Source data:
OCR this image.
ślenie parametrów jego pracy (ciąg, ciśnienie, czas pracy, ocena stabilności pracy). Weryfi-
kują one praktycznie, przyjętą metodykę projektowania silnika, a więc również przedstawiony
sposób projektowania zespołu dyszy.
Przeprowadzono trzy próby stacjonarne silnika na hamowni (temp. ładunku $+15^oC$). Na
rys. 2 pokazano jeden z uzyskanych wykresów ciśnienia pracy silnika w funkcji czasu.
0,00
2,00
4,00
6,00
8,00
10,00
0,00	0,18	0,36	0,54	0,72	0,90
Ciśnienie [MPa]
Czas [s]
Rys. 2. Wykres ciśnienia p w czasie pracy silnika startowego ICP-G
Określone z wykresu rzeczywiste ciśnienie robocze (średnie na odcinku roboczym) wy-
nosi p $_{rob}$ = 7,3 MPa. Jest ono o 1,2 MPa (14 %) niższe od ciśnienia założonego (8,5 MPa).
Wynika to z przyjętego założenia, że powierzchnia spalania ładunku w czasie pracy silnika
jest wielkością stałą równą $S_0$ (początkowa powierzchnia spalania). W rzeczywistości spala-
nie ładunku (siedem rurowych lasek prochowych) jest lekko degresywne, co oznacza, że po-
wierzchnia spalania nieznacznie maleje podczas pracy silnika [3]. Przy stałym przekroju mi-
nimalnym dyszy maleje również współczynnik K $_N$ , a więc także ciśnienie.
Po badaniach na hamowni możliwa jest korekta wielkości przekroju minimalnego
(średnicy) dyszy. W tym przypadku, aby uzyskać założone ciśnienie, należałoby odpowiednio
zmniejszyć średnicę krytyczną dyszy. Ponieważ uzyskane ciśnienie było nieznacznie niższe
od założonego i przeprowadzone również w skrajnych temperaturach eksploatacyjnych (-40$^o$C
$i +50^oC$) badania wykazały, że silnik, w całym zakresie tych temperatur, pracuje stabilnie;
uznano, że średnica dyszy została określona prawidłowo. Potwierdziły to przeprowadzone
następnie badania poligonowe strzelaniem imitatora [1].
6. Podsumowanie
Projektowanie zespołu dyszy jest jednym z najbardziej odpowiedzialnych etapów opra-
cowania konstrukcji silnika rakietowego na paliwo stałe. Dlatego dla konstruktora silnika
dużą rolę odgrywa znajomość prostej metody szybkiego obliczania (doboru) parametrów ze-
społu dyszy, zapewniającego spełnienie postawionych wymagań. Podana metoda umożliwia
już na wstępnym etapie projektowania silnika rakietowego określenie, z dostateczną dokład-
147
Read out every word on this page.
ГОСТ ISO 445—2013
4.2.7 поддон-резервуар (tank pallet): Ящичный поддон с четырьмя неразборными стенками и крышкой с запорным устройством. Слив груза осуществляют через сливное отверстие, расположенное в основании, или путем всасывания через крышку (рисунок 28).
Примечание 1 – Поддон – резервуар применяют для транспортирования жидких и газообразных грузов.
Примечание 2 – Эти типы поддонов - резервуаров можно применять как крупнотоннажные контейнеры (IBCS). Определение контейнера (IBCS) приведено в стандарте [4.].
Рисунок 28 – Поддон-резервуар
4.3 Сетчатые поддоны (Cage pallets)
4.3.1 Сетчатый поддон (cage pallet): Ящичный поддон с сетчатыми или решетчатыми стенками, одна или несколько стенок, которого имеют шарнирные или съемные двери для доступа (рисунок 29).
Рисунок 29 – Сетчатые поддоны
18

Exercise instructions: The records are above. How many lines in them contain the word "стенками"? Give the number alone.

Written solution: 2